>> Start SUPPLIED ENTRIES

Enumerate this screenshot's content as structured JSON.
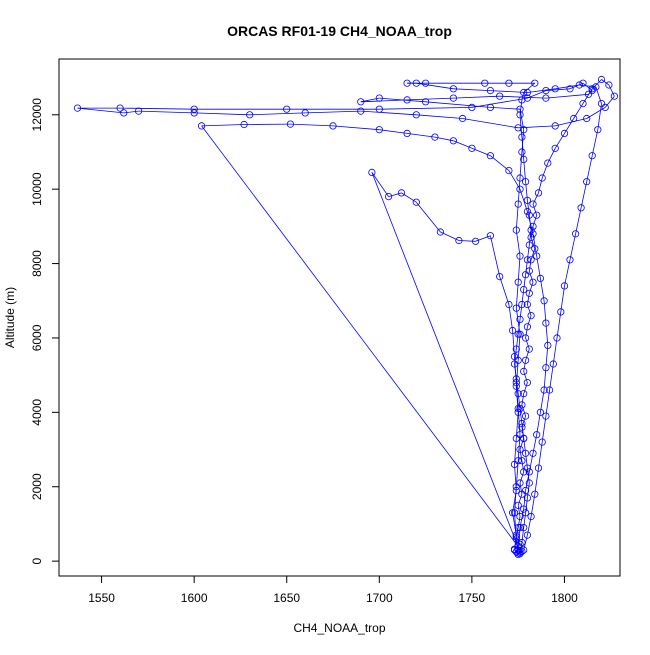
{
  "chart_data": {
    "type": "line",
    "title": "ORCAS RF01-19 CH4_NOAA_trop",
    "xlabel": "CH4_NOAA_trop",
    "ylabel": "Altitude (m)",
    "xlim": [
      1527,
      1830
    ],
    "ylim": [
      -400,
      13500
    ],
    "xticks": [
      1550,
      1600,
      1650,
      1700,
      1750,
      1800
    ],
    "yticks": [
      0,
      2000,
      4000,
      6000,
      8000,
      10000,
      12000
    ],
    "grid": false,
    "marker": "open-circle",
    "color": "#0000ff",
    "series": [
      {
        "points": [
          [
            1774,
            250
          ],
          [
            1775,
            180
          ],
          [
            1773,
            320
          ],
          [
            1776,
            450
          ],
          [
            1774,
            650
          ],
          [
            1775,
            900
          ],
          [
            1776,
            1200
          ],
          [
            1775,
            1500
          ],
          [
            1777,
            1800
          ],
          [
            1776,
            2100
          ],
          [
            1778,
            2400
          ],
          [
            1777,
            2700
          ],
          [
            1776,
            3000
          ],
          [
            1778,
            3300
          ],
          [
            1777,
            3600
          ],
          [
            1779,
            3900
          ],
          [
            1777,
            4200
          ],
          [
            1778,
            4500
          ],
          [
            1780,
            4800
          ],
          [
            1778,
            5100
          ],
          [
            1779,
            5400
          ],
          [
            1781,
            5700
          ],
          [
            1779,
            6000
          ],
          [
            1780,
            6300
          ],
          [
            1782,
            6600
          ],
          [
            1780,
            6900
          ],
          [
            1781,
            7200
          ],
          [
            1783,
            7500
          ],
          [
            1781,
            7800
          ],
          [
            1782,
            8100
          ],
          [
            1784,
            8400
          ],
          [
            1782,
            8700
          ],
          [
            1783,
            9000
          ],
          [
            1785,
            9300
          ],
          [
            1783,
            9600
          ],
          [
            1786,
            9900
          ],
          [
            1788,
            10300
          ],
          [
            1791,
            10700
          ],
          [
            1795,
            11100
          ],
          [
            1800,
            11500
          ],
          [
            1805,
            11900
          ],
          [
            1810,
            12300
          ],
          [
            1815,
            12700
          ],
          [
            1820,
            12950
          ],
          [
            1824,
            12800
          ],
          [
            1827,
            12500
          ],
          [
            1822,
            12200
          ],
          [
            1812,
            11900
          ],
          [
            1795,
            11700
          ],
          [
            1775,
            11650
          ],
          [
            1745,
            11900
          ],
          [
            1720,
            12000
          ],
          [
            1690,
            12100
          ],
          [
            1660,
            12050
          ],
          [
            1630,
            12000
          ],
          [
            1600,
            12050
          ],
          [
            1570,
            12100
          ],
          [
            1562,
            12050
          ],
          [
            1537,
            12180
          ],
          [
            1560,
            12180
          ],
          [
            1600,
            12150
          ],
          [
            1650,
            12150
          ],
          [
            1700,
            12150
          ],
          [
            1750,
            12200
          ],
          [
            1780,
            12450
          ],
          [
            1790,
            12650
          ],
          [
            1803,
            12700
          ],
          [
            1810,
            12850
          ],
          [
            1815,
            12650
          ],
          [
            1813,
            12550
          ],
          [
            1790,
            12450
          ],
          [
            1765,
            12500
          ],
          [
            1740,
            12450
          ],
          [
            1715,
            12400
          ],
          [
            1690,
            12350
          ],
          [
            1700,
            12450
          ],
          [
            1725,
            12350
          ],
          [
            1760,
            12200
          ],
          [
            1776,
            12150
          ],
          [
            1778,
            11600
          ],
          [
            1777,
            11000
          ],
          [
            1776,
            10300
          ],
          [
            1775,
            9600
          ],
          [
            1774,
            8900
          ],
          [
            1776,
            8200
          ],
          [
            1775,
            7500
          ],
          [
            1774,
            6800
          ],
          [
            1776,
            6100
          ],
          [
            1775,
            5400
          ],
          [
            1774,
            4700
          ],
          [
            1775,
            4000
          ],
          [
            1774,
            3300
          ],
          [
            1773,
            2600
          ],
          [
            1774,
            1900
          ],
          [
            1772,
            1300
          ],
          [
            1774,
            700
          ],
          [
            1773,
            300
          ],
          [
            1775,
            220
          ],
          [
            1777,
            260
          ],
          [
            1604,
            11700
          ],
          [
            1627,
            11740
          ],
          [
            1652,
            11750
          ],
          [
            1675,
            11700
          ],
          [
            1700,
            11600
          ],
          [
            1715,
            11500
          ],
          [
            1730,
            11400
          ],
          [
            1740,
            11300
          ],
          [
            1750,
            11100
          ],
          [
            1760,
            10900
          ],
          [
            1770,
            10500
          ],
          [
            1776,
            10000
          ],
          [
            1780,
            9400
          ],
          [
            1783,
            8800
          ],
          [
            1785,
            8200
          ],
          [
            1787,
            7600
          ],
          [
            1789,
            7000
          ],
          [
            1790,
            6400
          ],
          [
            1791,
            5800
          ],
          [
            1790,
            5200
          ],
          [
            1789,
            4600
          ],
          [
            1787,
            4000
          ],
          [
            1785,
            3400
          ],
          [
            1783,
            2900
          ],
          [
            1781,
            2400
          ],
          [
            1779,
            1900
          ],
          [
            1778,
            1400
          ],
          [
            1776,
            900
          ],
          [
            1775,
            400
          ],
          [
            1776,
            200
          ],
          [
            1778,
            300
          ],
          [
            1780,
            700
          ],
          [
            1782,
            1200
          ],
          [
            1784,
            1800
          ],
          [
            1786,
            2500
          ],
          [
            1788,
            3200
          ],
          [
            1790,
            3900
          ],
          [
            1792,
            4600
          ],
          [
            1794,
            5300
          ],
          [
            1796,
            6000
          ],
          [
            1798,
            6700
          ],
          [
            1800,
            7400
          ],
          [
            1803,
            8100
          ],
          [
            1806,
            8800
          ],
          [
            1809,
            9500
          ],
          [
            1812,
            10200
          ],
          [
            1815,
            10900
          ],
          [
            1818,
            11600
          ],
          [
            1820,
            12300
          ],
          [
            1817,
            12750
          ],
          [
            1808,
            12800
          ],
          [
            1795,
            12700
          ],
          [
            1780,
            12600
          ],
          [
            1760,
            12650
          ],
          [
            1740,
            12700
          ],
          [
            1720,
            12850
          ],
          [
            1715,
            12850
          ],
          [
            1725,
            12850
          ],
          [
            1757,
            12850
          ],
          [
            1770,
            12850
          ],
          [
            1784,
            12850
          ],
          [
            1778,
            12600
          ],
          [
            1777,
            12400
          ],
          [
            1776,
            12000
          ],
          [
            1777,
            11400
          ],
          [
            1778,
            10800
          ],
          [
            1779,
            10200
          ],
          [
            1780,
            9700
          ],
          [
            1781,
            9300
          ],
          [
            1782,
            8900
          ],
          [
            1781,
            8500
          ],
          [
            1780,
            8100
          ],
          [
            1779,
            7700
          ],
          [
            1778,
            7300
          ],
          [
            1777,
            6900
          ],
          [
            1776,
            6500
          ],
          [
            1775,
            6100
          ],
          [
            1774,
            5700
          ],
          [
            1773,
            5300
          ],
          [
            1774,
            4900
          ],
          [
            1775,
            4500
          ],
          [
            1776,
            4100
          ],
          [
            1777,
            3700
          ],
          [
            1778,
            3300
          ],
          [
            1779,
            2900
          ],
          [
            1780,
            2500
          ],
          [
            1781,
            2100
          ],
          [
            1780,
            1700
          ],
          [
            1779,
            1300
          ],
          [
            1778,
            900
          ],
          [
            1777,
            500
          ],
          [
            1776,
            250
          ],
          [
            1696,
            10450
          ],
          [
            1705,
            9800
          ],
          [
            1712,
            9900
          ],
          [
            1720,
            9650
          ],
          [
            1733,
            8850
          ],
          [
            1743,
            8620
          ],
          [
            1752,
            8600
          ],
          [
            1760,
            8750
          ],
          [
            1765,
            7650
          ],
          [
            1770,
            6900
          ],
          [
            1772,
            6200
          ],
          [
            1773,
            5500
          ],
          [
            1774,
            4800
          ],
          [
            1775,
            4100
          ],
          [
            1776,
            3400
          ],
          [
            1775,
            2700
          ],
          [
            1774,
            2000
          ],
          [
            1773,
            1300
          ],
          [
            1774,
            600
          ],
          [
            1775,
            300
          ]
        ]
      }
    ]
  }
}
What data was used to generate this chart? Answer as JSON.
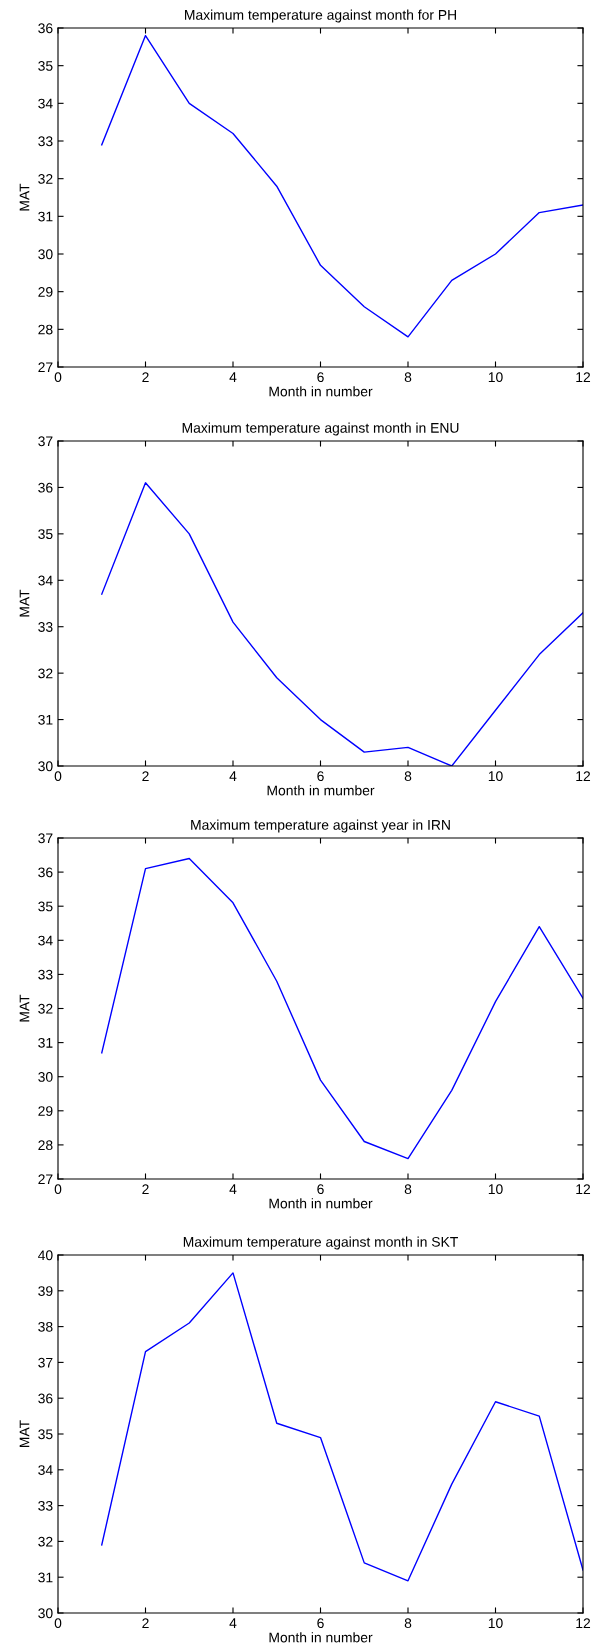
{
  "chart_data": [
    {
      "type": "line",
      "title": "Maximum temperature against month for PH",
      "xlabel": "Month in number",
      "ylabel": "MAT",
      "x": [
        1,
        2,
        3,
        4,
        5,
        6,
        7,
        8,
        9,
        10,
        11,
        12
      ],
      "series": [
        {
          "color": "#0000ff",
          "values": [
            32.9,
            35.8,
            34.0,
            33.2,
            31.8,
            29.7,
            28.6,
            27.8,
            29.3,
            30.0,
            31.1,
            31.3
          ]
        }
      ],
      "xlim": [
        0,
        12
      ],
      "xticks": [
        0,
        2,
        4,
        6,
        8,
        10,
        12
      ],
      "ylim": [
        27,
        36
      ],
      "yticks": [
        27,
        28,
        29,
        30,
        31,
        32,
        33,
        34,
        35,
        36
      ],
      "grid": false,
      "legend": false,
      "marker": "none",
      "line_style": "solid"
    },
    {
      "type": "line",
      "title": "Maximum temperature against month in ENU",
      "xlabel": "Month in mumber",
      "ylabel": "MAT",
      "x": [
        1,
        2,
        3,
        4,
        5,
        6,
        7,
        8,
        9,
        10,
        11,
        12
      ],
      "series": [
        {
          "color": "#0000ff",
          "values": [
            33.7,
            36.1,
            35.0,
            33.1,
            31.9,
            31.0,
            30.3,
            30.4,
            30.0,
            31.2,
            32.4,
            33.3
          ]
        }
      ],
      "xlim": [
        0,
        12
      ],
      "xticks": [
        0,
        2,
        4,
        6,
        8,
        10,
        12
      ],
      "ylim": [
        30,
        37
      ],
      "yticks": [
        30,
        31,
        32,
        33,
        34,
        35,
        36,
        37
      ],
      "grid": false,
      "legend": false,
      "marker": "none",
      "line_style": "solid"
    },
    {
      "type": "line",
      "title": "Maximum temperature against year in IRN",
      "xlabel": "Month in number",
      "ylabel": "MAT",
      "x": [
        1,
        2,
        3,
        4,
        5,
        6,
        7,
        8,
        9,
        10,
        11,
        12
      ],
      "series": [
        {
          "color": "#0000ff",
          "values": [
            30.7,
            36.1,
            36.4,
            35.1,
            32.8,
            29.9,
            28.1,
            27.6,
            29.6,
            32.2,
            34.4,
            32.3
          ]
        }
      ],
      "xlim": [
        0,
        12
      ],
      "xticks": [
        0,
        2,
        4,
        6,
        8,
        10,
        12
      ],
      "ylim": [
        27,
        37
      ],
      "yticks": [
        27,
        28,
        29,
        30,
        31,
        32,
        33,
        34,
        35,
        36,
        37
      ],
      "grid": false,
      "legend": false,
      "marker": "none",
      "line_style": "solid"
    },
    {
      "type": "line",
      "title": "Maximum temperature against month in SKT",
      "xlabel": "Month in number",
      "ylabel": "MAT",
      "x": [
        1,
        2,
        3,
        4,
        5,
        6,
        7,
        8,
        9,
        10,
        11,
        12
      ],
      "series": [
        {
          "color": "#0000ff",
          "values": [
            31.9,
            37.3,
            38.1,
            39.5,
            35.3,
            34.9,
            31.4,
            30.9,
            33.6,
            35.9,
            35.5,
            31.2
          ]
        }
      ],
      "xlim": [
        0,
        12
      ],
      "xticks": [
        0,
        2,
        4,
        6,
        8,
        10,
        12
      ],
      "ylim": [
        30,
        40
      ],
      "yticks": [
        30,
        31,
        32,
        33,
        34,
        35,
        36,
        37,
        38,
        39,
        40
      ],
      "grid": false,
      "legend": false,
      "marker": "none",
      "line_style": "solid"
    }
  ]
}
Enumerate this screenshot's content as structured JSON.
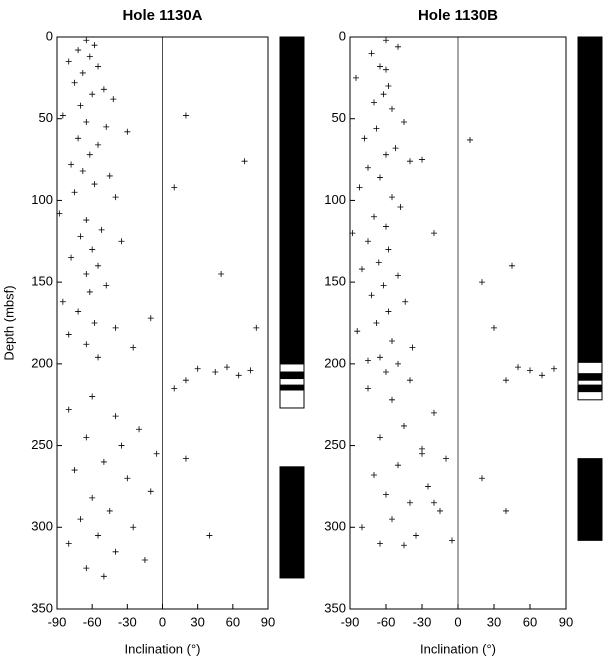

>> End SUPPLIED ENTRIES

## WRITTEN REQUEST
Take every line from the records above that has the word "title" and copy it.

## SOLVED PROBLEM
    "title": "ORCAS RF01-19 CH4_NOAA_trop",
      "title": "Maximum temperature against month for PH",
      "title": "Maximum temperature against month in ENU",
      "title": "Maximum temperature against year in IRN",
      "title": "Maximum temperature against month in SKT",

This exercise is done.